(Stored items)
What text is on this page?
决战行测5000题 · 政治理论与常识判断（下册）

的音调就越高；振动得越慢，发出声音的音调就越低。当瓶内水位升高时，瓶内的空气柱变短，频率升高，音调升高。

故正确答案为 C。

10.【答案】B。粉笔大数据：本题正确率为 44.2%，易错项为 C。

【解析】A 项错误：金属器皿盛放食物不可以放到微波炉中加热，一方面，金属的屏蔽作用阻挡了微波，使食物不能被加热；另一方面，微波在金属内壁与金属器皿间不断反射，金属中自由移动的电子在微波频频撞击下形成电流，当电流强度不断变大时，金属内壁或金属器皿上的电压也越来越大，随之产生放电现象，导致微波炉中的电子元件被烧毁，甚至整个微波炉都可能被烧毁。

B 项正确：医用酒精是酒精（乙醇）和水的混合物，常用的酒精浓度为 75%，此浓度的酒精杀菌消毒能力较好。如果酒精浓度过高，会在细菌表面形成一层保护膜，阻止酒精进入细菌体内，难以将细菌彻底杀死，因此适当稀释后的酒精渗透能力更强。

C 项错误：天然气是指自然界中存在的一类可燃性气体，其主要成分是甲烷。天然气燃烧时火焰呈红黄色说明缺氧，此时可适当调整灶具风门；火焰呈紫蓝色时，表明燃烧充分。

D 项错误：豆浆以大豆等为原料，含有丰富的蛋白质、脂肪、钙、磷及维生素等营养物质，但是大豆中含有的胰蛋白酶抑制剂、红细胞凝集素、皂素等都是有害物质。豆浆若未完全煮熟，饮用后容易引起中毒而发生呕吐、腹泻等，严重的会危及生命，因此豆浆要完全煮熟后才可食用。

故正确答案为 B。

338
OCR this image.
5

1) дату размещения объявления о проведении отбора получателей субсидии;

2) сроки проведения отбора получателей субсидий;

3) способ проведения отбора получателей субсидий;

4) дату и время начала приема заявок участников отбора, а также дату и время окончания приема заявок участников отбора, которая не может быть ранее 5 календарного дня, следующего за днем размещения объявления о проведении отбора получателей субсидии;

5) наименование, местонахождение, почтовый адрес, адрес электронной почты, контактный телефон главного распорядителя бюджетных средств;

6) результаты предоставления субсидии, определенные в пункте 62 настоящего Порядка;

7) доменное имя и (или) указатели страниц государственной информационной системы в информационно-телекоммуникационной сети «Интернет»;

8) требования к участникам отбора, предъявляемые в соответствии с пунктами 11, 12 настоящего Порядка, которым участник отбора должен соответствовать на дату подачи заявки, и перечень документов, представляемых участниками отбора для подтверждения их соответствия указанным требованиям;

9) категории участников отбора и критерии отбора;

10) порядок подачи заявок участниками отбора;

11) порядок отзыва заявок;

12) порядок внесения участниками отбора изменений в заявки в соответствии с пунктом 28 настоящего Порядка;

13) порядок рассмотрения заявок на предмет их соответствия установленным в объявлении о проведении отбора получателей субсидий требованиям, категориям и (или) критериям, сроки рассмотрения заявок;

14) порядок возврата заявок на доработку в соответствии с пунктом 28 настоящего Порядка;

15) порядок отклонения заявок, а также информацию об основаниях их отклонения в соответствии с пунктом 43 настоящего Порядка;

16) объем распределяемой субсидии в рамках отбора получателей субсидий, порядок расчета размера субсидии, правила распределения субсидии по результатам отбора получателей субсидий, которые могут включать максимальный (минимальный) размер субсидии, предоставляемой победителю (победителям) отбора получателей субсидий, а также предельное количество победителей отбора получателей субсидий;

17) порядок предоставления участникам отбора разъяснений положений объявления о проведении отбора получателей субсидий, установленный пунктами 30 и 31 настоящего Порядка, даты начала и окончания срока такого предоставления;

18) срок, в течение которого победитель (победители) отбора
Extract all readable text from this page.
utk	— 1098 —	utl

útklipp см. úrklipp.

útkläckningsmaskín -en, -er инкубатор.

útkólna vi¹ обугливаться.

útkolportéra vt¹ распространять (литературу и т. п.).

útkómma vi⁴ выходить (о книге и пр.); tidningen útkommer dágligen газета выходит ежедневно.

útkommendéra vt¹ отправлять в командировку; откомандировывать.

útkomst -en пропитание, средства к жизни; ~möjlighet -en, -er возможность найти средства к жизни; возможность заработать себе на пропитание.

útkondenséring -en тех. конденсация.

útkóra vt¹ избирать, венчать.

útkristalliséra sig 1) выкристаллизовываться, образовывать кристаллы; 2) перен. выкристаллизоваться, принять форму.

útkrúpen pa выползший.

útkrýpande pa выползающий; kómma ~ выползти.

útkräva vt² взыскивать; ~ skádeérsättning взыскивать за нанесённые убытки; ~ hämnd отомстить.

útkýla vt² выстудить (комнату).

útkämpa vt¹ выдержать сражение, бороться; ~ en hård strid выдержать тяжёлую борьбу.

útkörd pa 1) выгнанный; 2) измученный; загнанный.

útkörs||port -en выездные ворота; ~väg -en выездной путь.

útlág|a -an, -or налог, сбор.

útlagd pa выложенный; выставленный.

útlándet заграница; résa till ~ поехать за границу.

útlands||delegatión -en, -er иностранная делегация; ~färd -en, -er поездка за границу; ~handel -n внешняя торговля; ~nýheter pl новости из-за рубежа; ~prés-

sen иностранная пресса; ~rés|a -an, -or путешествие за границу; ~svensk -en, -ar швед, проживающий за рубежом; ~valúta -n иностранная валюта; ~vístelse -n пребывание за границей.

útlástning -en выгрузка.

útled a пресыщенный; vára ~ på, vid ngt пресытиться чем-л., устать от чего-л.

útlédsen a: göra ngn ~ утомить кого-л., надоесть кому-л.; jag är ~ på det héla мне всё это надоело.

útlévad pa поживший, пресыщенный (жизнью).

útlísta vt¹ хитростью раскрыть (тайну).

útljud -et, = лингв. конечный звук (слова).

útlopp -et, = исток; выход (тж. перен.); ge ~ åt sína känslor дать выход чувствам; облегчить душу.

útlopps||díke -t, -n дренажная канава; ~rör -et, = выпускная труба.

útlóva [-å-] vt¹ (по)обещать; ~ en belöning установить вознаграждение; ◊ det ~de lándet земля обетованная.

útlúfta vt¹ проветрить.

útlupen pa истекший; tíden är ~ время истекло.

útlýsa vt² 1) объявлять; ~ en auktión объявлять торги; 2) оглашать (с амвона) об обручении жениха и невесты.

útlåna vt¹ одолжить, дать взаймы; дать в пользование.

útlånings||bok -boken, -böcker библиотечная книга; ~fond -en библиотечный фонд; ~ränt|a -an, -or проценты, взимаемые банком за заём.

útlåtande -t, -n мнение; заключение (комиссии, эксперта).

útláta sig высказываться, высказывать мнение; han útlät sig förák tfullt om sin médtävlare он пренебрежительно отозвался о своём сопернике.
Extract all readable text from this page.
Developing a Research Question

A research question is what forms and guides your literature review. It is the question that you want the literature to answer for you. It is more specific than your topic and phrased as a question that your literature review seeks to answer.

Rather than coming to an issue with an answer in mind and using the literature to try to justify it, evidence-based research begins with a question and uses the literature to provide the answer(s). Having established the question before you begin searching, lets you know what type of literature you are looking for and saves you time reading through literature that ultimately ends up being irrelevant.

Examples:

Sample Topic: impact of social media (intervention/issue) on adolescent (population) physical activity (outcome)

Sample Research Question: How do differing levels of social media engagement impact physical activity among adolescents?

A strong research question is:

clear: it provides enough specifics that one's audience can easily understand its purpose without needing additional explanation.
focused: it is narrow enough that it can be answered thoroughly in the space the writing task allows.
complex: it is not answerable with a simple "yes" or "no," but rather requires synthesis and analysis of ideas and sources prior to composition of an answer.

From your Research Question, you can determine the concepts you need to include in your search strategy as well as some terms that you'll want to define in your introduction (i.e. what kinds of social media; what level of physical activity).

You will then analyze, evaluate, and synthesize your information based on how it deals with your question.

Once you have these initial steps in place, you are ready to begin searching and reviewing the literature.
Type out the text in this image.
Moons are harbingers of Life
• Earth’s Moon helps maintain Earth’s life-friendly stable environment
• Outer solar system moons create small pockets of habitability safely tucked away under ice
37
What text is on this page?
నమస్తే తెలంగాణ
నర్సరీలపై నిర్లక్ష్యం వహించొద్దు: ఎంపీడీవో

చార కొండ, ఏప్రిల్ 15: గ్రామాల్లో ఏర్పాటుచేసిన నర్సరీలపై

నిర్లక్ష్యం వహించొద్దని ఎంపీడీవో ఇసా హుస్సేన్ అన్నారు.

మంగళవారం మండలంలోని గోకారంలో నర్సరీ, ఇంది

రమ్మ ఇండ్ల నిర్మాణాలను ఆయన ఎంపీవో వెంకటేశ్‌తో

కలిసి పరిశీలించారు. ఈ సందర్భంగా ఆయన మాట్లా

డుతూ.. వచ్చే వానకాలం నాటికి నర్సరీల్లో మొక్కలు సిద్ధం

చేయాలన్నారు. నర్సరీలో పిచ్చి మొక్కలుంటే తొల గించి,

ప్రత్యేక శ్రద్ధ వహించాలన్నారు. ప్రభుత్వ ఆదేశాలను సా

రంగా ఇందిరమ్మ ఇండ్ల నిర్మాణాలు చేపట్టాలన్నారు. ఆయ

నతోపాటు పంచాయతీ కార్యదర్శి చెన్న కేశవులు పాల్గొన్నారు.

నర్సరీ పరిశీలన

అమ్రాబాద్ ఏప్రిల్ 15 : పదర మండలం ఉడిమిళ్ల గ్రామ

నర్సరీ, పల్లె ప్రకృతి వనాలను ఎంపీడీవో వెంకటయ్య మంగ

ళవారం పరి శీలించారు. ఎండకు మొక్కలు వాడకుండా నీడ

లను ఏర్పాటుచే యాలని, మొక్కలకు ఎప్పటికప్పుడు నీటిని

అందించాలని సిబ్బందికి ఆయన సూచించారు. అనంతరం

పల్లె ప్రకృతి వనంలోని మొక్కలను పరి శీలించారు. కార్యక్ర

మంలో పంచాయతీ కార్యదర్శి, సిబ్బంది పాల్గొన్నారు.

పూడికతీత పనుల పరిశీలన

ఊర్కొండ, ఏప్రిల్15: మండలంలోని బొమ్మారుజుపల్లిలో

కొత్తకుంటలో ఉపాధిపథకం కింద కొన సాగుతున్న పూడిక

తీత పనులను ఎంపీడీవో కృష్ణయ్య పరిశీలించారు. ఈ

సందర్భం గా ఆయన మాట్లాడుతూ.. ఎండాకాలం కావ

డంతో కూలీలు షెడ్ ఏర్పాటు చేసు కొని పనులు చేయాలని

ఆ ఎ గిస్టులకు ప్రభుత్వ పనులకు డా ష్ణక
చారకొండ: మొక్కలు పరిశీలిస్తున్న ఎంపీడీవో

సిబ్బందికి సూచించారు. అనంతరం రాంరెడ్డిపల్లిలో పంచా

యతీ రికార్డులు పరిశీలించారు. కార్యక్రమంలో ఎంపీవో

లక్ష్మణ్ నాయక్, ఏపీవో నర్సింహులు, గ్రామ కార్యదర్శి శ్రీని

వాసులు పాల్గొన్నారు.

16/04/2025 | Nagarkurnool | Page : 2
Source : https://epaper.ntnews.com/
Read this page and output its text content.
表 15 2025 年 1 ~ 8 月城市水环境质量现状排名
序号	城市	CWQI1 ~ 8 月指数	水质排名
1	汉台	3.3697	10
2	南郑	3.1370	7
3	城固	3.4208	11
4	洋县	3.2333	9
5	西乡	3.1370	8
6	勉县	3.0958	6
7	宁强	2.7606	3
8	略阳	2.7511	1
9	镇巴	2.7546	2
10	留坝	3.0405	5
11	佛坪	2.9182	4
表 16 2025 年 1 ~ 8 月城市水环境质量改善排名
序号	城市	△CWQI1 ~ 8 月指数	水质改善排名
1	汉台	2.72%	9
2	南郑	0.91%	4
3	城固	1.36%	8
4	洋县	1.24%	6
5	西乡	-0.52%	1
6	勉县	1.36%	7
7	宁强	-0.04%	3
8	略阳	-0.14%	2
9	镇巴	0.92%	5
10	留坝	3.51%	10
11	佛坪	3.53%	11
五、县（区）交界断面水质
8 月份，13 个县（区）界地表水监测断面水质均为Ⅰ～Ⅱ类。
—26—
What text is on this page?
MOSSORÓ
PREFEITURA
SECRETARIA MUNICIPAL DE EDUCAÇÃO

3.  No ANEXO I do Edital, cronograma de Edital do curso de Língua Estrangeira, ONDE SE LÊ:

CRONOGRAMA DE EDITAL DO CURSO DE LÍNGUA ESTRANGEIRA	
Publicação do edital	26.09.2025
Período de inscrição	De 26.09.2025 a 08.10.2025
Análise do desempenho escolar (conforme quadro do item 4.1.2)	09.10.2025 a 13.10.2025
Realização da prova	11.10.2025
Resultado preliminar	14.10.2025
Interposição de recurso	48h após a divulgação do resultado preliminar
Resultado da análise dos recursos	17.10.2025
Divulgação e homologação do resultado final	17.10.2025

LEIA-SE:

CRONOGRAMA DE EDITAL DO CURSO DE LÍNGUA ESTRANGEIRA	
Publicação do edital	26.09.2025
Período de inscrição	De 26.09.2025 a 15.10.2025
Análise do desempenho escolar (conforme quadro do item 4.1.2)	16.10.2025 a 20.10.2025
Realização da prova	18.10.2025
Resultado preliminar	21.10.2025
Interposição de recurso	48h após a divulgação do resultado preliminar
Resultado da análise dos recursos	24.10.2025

WRITTEN EXERCISE -
State how many lines of the listing above hold the word "your", with nothing but the number.

CORRECT OUTPUT -
3